— start Rows —

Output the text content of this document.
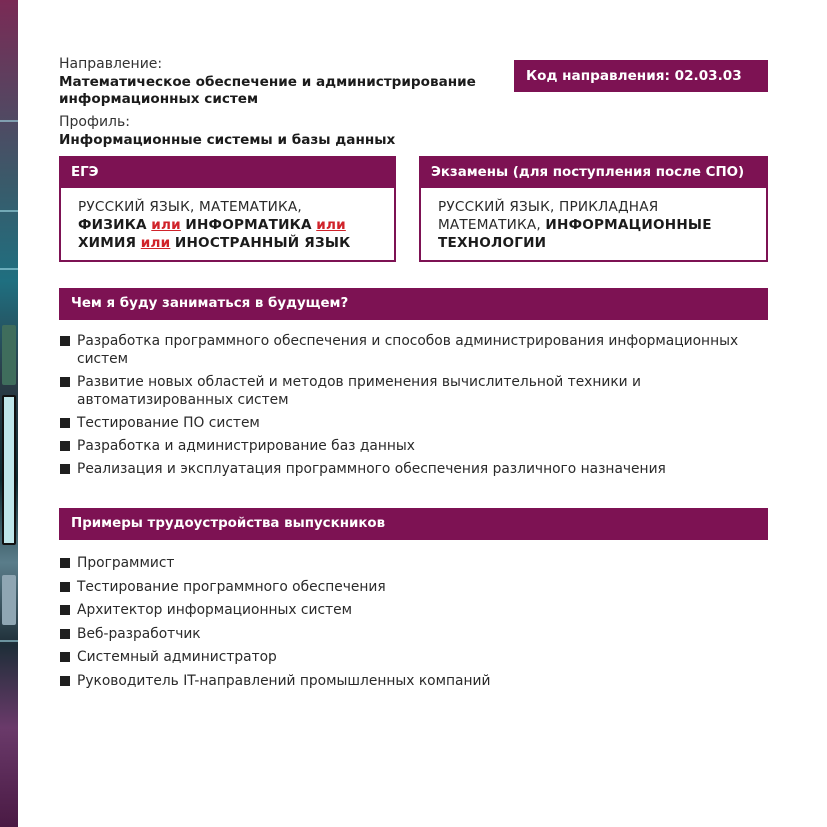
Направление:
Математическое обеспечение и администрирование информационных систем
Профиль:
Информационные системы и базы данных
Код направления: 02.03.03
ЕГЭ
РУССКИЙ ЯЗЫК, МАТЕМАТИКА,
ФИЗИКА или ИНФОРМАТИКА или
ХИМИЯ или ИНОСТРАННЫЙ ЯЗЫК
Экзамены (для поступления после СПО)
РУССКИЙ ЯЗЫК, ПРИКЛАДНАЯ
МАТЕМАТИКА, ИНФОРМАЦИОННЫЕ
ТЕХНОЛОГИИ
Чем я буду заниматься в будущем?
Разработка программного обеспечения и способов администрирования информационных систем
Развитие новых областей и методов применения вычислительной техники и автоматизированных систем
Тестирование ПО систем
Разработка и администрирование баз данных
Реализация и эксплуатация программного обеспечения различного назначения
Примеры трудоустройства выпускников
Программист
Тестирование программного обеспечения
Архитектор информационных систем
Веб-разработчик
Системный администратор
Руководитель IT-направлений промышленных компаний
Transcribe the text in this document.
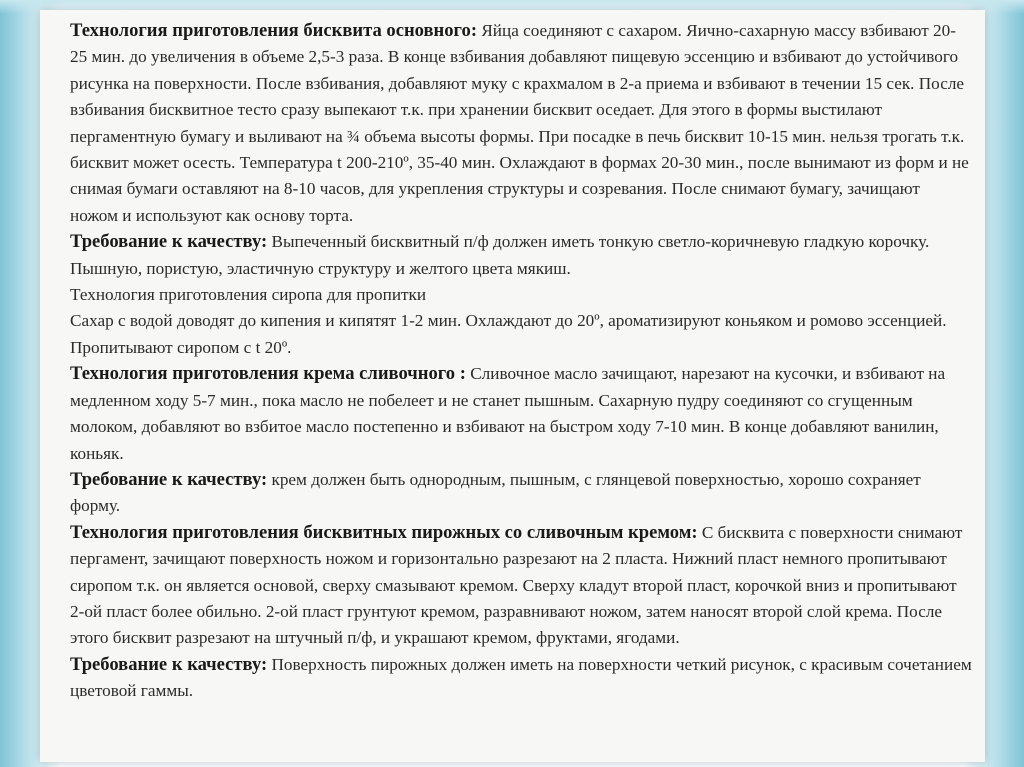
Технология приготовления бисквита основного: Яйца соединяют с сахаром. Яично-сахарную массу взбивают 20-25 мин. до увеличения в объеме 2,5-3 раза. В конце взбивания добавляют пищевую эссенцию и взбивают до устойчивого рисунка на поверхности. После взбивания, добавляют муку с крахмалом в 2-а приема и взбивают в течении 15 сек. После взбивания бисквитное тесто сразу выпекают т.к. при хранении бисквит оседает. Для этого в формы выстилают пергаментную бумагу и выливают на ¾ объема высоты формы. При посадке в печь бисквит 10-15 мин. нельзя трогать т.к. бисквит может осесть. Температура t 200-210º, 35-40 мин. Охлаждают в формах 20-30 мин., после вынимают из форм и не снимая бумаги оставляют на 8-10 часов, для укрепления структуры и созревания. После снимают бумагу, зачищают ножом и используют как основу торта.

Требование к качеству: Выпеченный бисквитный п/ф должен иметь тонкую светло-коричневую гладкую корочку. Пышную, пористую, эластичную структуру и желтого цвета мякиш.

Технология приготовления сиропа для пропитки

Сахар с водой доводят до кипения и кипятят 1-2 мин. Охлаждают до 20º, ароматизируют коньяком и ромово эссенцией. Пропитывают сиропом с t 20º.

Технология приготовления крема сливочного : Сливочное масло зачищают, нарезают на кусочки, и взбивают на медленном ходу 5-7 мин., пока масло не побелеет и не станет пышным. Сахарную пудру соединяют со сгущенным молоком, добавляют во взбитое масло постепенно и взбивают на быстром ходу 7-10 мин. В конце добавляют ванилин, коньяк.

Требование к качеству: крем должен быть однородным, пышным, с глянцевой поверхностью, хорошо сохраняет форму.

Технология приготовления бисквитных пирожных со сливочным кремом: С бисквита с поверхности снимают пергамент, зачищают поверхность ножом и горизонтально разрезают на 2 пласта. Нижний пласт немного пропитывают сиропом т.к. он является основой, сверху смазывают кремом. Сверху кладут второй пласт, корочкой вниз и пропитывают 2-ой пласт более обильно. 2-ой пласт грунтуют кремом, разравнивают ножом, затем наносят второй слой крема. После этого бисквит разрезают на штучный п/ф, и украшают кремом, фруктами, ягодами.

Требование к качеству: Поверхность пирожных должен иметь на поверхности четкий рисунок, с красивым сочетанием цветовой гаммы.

— end Rows —

--- Exercise objective ---
Make an exact copy of the records shown above, without the pictures.

--- Correct result ---
Output the text content of this document.
Направление:
Математическое обеспечение и администрирование информационных систем
Профиль:
Информационные системы и базы данных
Код направления: 02.03.03
ЕГЭ
РУССКИЙ ЯЗЫК, МАТЕМАТИКА,
ФИЗИКА или ИНФОРМАТИКА или
ХИМИЯ или ИНОСТРАННЫЙ ЯЗЫК
Экзамены (для поступления после СПО)
РУССКИЙ ЯЗЫК, ПРИКЛАДНАЯ
МАТЕМАТИКА, ИНФОРМАЦИОННЫЕ
ТЕХНОЛОГИИ
Чем я буду заниматься в будущем?
Разработка программного обеспечения и способов администрирования информационных систем
Развитие новых областей и методов применения вычислительной техники и автоматизированных систем
Тестирование ПО систем
Разработка и администрирование баз данных
Реализация и эксплуатация программного обеспечения различного назначения
Примеры трудоустройства выпускников
Программист
Тестирование программного обеспечения
Архитектор информационных систем
Веб-разработчик
Системный администратор
Руководитель IT-направлений промышленных компаний
Transcribe the text in this document.
Технология приготовления бисквита основного: Яйца соединяют с сахаром. Яично-сахарную массу взбивают 20-25 мин. до увеличения в объеме 2,5-3 раза. В конце взбивания добавляют пищевую эссенцию и взбивают до устойчивого рисунка на поверхности. После взбивания, добавляют муку с крахмалом в 2-а приема и взбивают в течении 15 сек. После взбивания бисквитное тесто сразу выпекают т.к. при хранении бисквит оседает. Для этого в формы выстилают пергаментную бумагу и выливают на ¾ объема высоты формы. При посадке в печь бисквит 10-15 мин. нельзя трогать т.к. бисквит может осесть. Температура t 200-210º, 35-40 мин. Охлаждают в формах 20-30 мин., после вынимают из форм и не снимая бумаги оставляют на 8-10 часов, для укрепления структуры и созревания. После снимают бумагу, зачищают ножом и используют как основу торта.

Требование к качеству: Выпеченный бисквитный п/ф должен иметь тонкую светло-коричневую гладкую корочку. Пышную, пористую, эластичную структуру и желтого цвета мякиш.

Технология приготовления сиропа для пропитки

Сахар с водой доводят до кипения и кипятят 1-2 мин. Охлаждают до 20º, ароматизируют коньяком и ромово эссенцией. Пропитывают сиропом с t 20º.

Технология приготовления крема сливочного : Сливочное масло зачищают, нарезают на кусочки, и взбивают на медленном ходу 5-7 мин., пока масло не побелеет и не станет пышным. Сахарную пудру соединяют со сгущенным молоком, добавляют во взбитое масло постепенно и взбивают на быстром ходу 7-10 мин. В конце добавляют ванилин, коньяк.

Требование к качеству: крем должен быть однородным, пышным, с глянцевой поверхностью, хорошо сохраняет форму.

Технология приготовления бисквитных пирожных со сливочным кремом: С бисквита с поверхности снимают пергамент, зачищают поверхность ножом и горизонтально разрезают на 2 пласта. Нижний пласт немного пропитывают сиропом т.к. он является основой, сверху смазывают кремом. Сверху кладут второй пласт, корочкой вниз и пропитывают 2-ой пласт более обильно. 2-ой пласт грунтуют кремом, разравнивают ножом, затем наносят второй слой крема. После этого бисквит разрезают на штучный п/ф, и украшают кремом, фруктами, ягодами.

Требование к качеству: Поверхность пирожных должен иметь на поверхности четкий рисунок, с красивым сочетанием цветовой гаммы.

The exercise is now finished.